- WRITTEN TASK -
Below is a block of records. Copy every line in it that contains the word "bord".

- GIVEN RECORDS -
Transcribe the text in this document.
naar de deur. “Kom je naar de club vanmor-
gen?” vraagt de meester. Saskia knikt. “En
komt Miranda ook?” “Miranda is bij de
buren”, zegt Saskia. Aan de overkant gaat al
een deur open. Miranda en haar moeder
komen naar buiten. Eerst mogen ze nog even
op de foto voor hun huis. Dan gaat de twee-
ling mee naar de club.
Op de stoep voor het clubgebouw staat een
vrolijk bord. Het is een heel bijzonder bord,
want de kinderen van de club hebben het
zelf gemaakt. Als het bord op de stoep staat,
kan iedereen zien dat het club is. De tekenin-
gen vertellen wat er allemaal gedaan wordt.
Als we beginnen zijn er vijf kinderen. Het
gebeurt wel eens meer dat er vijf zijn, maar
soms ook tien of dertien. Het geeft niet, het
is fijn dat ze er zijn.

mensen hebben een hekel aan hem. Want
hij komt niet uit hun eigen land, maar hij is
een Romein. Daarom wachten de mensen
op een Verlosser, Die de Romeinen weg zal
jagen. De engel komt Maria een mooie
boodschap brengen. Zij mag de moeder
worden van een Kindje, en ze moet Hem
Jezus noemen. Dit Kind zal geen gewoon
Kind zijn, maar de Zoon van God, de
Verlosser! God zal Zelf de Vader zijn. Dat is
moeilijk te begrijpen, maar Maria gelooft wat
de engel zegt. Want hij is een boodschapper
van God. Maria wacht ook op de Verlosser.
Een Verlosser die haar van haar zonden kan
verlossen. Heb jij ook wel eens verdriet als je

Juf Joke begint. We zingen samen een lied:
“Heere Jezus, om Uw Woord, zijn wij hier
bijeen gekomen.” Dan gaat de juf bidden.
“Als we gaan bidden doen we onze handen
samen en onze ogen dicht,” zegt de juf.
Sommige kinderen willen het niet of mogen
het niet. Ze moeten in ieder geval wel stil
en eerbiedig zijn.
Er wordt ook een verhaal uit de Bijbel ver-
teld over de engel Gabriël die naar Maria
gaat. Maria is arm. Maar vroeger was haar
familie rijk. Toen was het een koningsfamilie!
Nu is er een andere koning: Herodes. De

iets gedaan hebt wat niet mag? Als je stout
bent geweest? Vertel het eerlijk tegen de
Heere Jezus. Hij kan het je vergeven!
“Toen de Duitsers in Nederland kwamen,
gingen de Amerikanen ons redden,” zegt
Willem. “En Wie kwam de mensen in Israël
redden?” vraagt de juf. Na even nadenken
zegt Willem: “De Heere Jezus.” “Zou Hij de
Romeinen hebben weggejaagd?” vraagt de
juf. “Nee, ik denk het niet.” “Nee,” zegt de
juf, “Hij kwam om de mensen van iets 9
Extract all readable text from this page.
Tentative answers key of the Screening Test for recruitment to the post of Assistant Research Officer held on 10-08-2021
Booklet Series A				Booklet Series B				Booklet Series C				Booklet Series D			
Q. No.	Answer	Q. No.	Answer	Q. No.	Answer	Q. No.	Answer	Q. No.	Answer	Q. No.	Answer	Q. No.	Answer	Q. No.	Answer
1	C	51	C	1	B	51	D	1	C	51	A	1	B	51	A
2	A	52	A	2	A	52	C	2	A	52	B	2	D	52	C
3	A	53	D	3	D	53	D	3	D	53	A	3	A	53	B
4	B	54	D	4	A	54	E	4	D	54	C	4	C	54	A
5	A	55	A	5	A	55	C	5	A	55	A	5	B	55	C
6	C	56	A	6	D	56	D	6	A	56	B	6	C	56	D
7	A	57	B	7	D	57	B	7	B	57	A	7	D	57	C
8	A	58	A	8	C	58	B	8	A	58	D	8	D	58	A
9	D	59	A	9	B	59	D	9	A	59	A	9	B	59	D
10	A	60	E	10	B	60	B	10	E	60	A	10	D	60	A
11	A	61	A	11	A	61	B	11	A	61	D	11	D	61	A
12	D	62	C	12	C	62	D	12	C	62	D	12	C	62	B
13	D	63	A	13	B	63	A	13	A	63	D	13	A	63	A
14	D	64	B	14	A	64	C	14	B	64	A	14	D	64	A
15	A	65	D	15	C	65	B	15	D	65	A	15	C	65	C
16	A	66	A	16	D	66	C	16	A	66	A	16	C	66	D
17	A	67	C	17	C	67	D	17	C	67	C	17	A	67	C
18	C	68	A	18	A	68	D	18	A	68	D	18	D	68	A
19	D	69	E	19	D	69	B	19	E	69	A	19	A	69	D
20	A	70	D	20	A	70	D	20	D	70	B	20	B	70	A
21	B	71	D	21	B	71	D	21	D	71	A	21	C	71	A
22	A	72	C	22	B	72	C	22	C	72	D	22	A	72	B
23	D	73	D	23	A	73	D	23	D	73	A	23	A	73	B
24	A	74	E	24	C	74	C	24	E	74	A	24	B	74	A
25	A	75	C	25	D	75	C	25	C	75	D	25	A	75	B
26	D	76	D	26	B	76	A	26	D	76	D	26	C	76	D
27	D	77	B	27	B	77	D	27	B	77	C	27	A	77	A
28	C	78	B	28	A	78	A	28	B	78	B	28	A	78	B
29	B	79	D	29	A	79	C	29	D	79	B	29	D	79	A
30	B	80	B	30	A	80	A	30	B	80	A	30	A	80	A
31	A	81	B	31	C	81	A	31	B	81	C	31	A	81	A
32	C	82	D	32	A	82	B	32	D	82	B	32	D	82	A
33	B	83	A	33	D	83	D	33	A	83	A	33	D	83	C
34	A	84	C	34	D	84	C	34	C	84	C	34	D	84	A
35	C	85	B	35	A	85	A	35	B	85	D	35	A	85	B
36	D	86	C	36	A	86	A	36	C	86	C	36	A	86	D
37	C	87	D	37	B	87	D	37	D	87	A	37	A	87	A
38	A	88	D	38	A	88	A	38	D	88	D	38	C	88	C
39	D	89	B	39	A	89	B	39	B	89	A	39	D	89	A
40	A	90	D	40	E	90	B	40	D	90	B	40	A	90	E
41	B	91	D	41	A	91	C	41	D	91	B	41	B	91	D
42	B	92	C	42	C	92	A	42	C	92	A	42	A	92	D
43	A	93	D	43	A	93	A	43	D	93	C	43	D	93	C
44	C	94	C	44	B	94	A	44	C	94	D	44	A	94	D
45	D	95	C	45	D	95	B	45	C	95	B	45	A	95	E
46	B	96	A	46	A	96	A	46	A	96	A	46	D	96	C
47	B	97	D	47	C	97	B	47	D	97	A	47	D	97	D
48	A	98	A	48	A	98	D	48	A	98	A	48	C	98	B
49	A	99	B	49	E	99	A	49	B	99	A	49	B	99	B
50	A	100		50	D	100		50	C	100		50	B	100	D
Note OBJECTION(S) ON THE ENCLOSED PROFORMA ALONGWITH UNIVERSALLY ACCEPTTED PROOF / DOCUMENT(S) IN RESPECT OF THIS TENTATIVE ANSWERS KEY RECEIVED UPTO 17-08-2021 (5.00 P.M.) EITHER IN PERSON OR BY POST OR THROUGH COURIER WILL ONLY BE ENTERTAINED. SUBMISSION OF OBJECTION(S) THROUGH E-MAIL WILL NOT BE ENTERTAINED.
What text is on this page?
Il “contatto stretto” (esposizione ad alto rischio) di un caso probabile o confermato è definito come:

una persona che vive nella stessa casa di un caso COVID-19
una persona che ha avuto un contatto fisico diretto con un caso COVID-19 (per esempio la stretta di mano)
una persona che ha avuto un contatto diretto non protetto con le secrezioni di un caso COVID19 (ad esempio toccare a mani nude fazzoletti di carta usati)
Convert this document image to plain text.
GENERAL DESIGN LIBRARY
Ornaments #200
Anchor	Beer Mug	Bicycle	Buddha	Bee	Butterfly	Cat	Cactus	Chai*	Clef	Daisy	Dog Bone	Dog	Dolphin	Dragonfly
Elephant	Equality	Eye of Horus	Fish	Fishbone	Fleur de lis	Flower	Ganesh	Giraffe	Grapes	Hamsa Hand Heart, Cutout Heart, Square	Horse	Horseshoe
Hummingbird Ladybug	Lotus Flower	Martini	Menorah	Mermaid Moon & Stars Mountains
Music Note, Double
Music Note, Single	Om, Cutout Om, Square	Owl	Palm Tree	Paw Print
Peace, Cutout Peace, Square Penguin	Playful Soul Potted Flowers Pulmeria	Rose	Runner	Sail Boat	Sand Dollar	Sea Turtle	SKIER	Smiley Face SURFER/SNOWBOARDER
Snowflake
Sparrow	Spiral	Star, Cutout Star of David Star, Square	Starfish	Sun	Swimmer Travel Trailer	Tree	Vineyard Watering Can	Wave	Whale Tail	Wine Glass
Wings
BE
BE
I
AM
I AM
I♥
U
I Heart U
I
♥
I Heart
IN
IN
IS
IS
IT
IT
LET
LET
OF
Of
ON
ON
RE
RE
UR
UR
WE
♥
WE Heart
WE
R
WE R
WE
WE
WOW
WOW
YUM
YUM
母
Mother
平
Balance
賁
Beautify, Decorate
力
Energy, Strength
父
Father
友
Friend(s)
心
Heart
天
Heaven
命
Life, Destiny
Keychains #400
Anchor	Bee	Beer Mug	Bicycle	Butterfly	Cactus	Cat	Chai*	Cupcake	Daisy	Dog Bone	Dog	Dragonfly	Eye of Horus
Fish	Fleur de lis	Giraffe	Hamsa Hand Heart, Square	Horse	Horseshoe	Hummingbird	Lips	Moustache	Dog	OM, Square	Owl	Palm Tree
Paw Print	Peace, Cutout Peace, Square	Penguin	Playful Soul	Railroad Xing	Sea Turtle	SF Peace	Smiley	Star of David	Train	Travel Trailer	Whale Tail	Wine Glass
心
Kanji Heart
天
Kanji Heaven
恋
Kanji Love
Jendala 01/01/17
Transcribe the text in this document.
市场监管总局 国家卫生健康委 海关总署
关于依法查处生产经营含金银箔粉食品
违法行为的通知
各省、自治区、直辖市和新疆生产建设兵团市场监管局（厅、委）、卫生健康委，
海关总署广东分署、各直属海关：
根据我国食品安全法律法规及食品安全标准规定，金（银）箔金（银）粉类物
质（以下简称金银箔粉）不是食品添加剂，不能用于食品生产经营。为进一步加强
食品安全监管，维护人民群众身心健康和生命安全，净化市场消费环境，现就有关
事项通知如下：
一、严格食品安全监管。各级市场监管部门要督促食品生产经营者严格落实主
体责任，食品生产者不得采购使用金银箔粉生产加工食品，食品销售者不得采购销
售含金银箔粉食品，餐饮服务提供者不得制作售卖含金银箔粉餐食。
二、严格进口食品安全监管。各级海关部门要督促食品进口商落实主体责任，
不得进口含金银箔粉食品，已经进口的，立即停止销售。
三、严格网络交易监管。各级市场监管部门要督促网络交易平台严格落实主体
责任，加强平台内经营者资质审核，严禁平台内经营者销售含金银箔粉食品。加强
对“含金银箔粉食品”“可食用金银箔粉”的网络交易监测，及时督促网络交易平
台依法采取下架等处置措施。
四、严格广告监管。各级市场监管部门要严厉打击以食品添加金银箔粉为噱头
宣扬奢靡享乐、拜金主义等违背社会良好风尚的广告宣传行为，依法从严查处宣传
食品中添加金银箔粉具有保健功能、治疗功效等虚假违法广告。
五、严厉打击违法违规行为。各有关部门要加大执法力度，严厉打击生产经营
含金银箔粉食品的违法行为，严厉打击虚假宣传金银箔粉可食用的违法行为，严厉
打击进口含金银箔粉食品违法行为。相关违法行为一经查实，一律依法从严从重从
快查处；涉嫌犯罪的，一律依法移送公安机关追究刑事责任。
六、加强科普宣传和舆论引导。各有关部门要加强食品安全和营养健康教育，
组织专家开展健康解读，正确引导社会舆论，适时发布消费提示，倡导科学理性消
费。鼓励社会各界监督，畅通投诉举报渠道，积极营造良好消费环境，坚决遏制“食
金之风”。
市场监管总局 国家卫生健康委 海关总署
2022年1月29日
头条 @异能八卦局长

- ANSWER TO THIS EXERCISE -
vrolijk bord. Het is een heel bijzonder bord,
zelf gemaakt. Als het bord op de stoep staat,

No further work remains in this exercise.